_Set exercise:_ Here are some entries; quote each one exactly.

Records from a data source
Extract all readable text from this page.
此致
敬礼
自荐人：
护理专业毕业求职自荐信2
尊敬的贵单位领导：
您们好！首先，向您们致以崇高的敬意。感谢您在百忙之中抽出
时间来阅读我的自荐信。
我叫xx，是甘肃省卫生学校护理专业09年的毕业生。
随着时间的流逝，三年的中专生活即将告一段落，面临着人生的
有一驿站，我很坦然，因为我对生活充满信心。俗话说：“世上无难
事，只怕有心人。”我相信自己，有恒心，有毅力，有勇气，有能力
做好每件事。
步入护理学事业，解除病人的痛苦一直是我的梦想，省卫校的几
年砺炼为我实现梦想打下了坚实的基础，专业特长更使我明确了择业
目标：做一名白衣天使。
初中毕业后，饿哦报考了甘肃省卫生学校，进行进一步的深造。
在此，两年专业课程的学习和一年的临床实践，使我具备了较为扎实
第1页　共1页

_Result of the exercise:_
Extract all readable text from this page.
此致
敬礼
自荐人：
护理专业毕业求职自荐信2
尊敬的贵单位领导：
您们好！首先，向您们致以崇高的敬意。感谢您在百忙之中抽出
时间来阅读我的自荐信。
我叫xx，是甘肃省卫生学校护理专业09年的毕业生。
随着时间的流逝，三年的中专生活即将告一段落，面临着人生的
有一驿站，我很坦然，因为我对生活充满信心。俗话说：“世上无难
事，只怕有心人。”我相信自己，有恒心，有毅力，有勇气，有能力
做好每件事。
步入护理学事业，解除病人的痛苦一直是我的梦想，省卫校的几
年砺炼为我实现梦想打下了坚实的基础，专业特长更使我明确了择业
目标：做一名白衣天使。
初中毕业后，饿哦报考了甘肃省卫生学校，进行进一步的深造。
在此，两年专业课程的学习和一年的临床实践，使我具备了较为扎实
第1页　共1页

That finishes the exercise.